— TEXTE PROPOSÉ —
• • •

Publié le 18 Mar 2025 - 20:49
EXCLUSION TEMPORAIRE D'ÉLÈVES VOILÉES À L'ÉCOLE SAINT GABRIEL DE THIÈS

La polémique voilée autour des signes religieux 

 

L'exclusion temporaire d'élèves portant le voile du collège privé catholique Saint Gabriel, à Thiès, a déclenché une vive polémique, ravivant les débats sur la place des signes religieux dans les établissements scolaires au Sénégal. Alors que les élèves seront bientôt réintégrées, à la suite de l'intervention des autorités, cet incident a mis en lumière les tensions entre liberté religieuse et respect du règlement intérieur ainsi que les risques de polarisation dans une société traditionnellement tolérante.

 

L'atmosphère était électrique devant les grilles du collège privé catholique Saint Gabriel de Thiès. Des groupes de jeunes filles, accompagnés de leurs parents, manifestaient bruyamment, réclamant leur réintégration immédiate après une exclusion temporaire qui a rapidement fait le tour des réseaux sociaux. Les élèves exclues, en pleurs pour certaines, dénonçaient le manque de préavis et l'injustice d'une décision qu'elles qualifient de brutale.

• • •

— DONNÉES BRUTES —
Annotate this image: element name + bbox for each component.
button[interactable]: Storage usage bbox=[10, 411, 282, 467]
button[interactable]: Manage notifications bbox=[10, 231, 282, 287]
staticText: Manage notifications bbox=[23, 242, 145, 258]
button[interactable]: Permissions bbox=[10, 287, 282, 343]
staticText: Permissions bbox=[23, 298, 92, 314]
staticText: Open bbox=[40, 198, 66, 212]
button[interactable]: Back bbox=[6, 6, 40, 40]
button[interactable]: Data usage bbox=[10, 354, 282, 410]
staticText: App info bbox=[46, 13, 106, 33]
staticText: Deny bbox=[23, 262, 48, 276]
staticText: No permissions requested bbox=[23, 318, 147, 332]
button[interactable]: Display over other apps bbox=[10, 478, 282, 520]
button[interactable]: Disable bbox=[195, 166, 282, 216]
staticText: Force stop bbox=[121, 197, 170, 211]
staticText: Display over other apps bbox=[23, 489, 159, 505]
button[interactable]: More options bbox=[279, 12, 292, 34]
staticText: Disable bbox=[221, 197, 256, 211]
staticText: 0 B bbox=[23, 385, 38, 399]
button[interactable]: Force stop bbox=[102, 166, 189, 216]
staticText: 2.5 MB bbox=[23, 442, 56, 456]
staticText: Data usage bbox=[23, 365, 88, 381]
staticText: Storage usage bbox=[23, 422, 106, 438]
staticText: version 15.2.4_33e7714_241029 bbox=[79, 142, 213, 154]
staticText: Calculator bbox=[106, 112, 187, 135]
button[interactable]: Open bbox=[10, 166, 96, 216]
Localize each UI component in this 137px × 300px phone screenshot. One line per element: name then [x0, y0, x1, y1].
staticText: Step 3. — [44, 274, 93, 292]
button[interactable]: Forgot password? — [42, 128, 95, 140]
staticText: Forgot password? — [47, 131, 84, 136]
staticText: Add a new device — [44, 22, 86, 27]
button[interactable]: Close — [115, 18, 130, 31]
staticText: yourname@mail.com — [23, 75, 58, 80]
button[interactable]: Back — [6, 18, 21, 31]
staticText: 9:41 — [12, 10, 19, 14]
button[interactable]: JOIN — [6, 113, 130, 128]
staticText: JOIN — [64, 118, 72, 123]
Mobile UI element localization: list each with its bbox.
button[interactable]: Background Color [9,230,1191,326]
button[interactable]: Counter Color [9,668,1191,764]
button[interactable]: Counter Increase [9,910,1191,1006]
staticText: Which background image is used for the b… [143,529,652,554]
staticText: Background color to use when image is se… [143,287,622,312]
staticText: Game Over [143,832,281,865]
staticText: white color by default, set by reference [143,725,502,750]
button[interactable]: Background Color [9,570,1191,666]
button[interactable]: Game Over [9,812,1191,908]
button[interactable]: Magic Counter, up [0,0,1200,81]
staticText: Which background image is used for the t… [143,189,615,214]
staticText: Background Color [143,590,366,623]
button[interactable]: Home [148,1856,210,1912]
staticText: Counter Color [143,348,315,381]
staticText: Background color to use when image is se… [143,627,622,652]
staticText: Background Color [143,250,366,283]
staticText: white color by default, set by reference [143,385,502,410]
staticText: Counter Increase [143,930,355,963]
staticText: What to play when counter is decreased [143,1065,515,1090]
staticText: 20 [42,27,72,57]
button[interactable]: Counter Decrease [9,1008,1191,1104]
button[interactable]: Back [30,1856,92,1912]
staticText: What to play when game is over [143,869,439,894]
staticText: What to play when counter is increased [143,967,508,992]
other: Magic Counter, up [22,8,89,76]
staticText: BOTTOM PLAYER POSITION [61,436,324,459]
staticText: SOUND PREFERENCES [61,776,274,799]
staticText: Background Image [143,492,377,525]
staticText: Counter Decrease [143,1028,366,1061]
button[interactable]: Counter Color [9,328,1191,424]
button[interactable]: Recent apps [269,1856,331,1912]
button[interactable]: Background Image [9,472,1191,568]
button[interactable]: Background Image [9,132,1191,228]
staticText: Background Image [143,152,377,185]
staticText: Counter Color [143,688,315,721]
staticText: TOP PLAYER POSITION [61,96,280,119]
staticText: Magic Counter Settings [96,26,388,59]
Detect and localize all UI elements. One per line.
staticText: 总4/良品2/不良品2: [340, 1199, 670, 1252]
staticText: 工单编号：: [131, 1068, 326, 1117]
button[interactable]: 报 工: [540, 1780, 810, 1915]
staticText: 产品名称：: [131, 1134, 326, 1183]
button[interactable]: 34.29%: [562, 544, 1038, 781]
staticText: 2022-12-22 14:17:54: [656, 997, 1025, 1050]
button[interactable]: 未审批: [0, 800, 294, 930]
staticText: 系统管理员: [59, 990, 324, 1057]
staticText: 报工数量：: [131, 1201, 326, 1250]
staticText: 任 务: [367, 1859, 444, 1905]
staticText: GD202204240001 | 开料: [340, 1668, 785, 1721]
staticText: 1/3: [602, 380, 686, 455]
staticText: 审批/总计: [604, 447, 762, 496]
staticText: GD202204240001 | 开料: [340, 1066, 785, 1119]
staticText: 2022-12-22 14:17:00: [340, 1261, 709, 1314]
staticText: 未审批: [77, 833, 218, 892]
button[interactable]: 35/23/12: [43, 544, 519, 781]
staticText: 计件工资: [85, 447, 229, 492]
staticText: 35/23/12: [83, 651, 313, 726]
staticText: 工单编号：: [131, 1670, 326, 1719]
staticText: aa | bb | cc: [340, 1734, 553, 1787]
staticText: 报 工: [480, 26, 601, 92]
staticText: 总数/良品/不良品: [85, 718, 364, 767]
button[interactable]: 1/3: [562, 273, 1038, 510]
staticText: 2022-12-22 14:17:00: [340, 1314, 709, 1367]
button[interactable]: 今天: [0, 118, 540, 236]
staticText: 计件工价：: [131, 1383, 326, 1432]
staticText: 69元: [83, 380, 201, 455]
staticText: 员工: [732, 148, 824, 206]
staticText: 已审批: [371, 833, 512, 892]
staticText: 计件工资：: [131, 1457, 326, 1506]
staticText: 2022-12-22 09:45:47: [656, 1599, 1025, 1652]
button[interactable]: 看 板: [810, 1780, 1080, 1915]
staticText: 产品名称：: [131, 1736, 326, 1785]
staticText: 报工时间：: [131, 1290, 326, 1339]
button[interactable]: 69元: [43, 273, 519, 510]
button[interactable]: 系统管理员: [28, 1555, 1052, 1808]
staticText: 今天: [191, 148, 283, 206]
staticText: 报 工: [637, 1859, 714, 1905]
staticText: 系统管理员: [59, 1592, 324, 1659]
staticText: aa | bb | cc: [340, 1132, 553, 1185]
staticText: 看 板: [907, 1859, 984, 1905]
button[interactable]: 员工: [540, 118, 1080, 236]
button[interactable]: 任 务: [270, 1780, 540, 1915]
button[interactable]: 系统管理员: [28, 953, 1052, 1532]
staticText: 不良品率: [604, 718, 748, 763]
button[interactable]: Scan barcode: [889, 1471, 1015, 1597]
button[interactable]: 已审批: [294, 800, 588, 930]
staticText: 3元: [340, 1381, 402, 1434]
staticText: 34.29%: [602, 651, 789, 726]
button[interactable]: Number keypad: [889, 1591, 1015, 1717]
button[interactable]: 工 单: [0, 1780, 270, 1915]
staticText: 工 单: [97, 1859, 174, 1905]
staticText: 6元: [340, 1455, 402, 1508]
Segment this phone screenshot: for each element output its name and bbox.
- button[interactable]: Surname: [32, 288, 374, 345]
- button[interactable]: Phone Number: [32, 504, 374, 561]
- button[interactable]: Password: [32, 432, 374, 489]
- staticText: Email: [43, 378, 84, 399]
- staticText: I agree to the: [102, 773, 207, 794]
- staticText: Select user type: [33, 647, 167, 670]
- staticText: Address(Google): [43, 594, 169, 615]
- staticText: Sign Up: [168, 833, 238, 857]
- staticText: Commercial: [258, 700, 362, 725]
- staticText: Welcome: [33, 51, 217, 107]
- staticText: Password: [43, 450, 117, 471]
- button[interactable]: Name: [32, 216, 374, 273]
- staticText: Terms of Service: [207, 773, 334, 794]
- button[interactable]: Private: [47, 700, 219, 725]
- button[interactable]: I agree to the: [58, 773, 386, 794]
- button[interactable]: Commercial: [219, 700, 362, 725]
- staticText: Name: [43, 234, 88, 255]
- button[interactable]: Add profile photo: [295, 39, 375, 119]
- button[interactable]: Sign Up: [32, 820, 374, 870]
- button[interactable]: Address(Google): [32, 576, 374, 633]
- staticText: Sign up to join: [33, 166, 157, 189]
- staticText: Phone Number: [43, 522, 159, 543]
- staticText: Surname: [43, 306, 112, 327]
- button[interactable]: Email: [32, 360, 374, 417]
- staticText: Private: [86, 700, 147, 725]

• • •

— PROBLÈMES À RÉSOUDRE —
1 - Selon l'article sur l'exclusion d'élèves voilées, dans quelle ville se trouve le collège Saint Gabriel ?
2 - Modifiez les entrées depuis leur première ligne jusqu'à la ligne contenant « button[interactable]: Permissions bbox=[10, 287, 282, 343] », celle-ci comprise, en remplaçant « Manage notifications » par « Notification settings ». Ne changez rien d'autre et donnez seulement ces lignes.

— LISTE DES RÉPONSES —
1 - À Thiès.

2 -
Annotate this image: element name + bbox for each component.
button[interactable]: Storage usage bbox=[10, 411, 282, 467]
button[interactable]: Notification settings bbox=[10, 231, 282, 287]
staticText: Notification settings bbox=[23, 242, 145, 258]
button[interactable]: Permissions bbox=[10, 287, 282, 343]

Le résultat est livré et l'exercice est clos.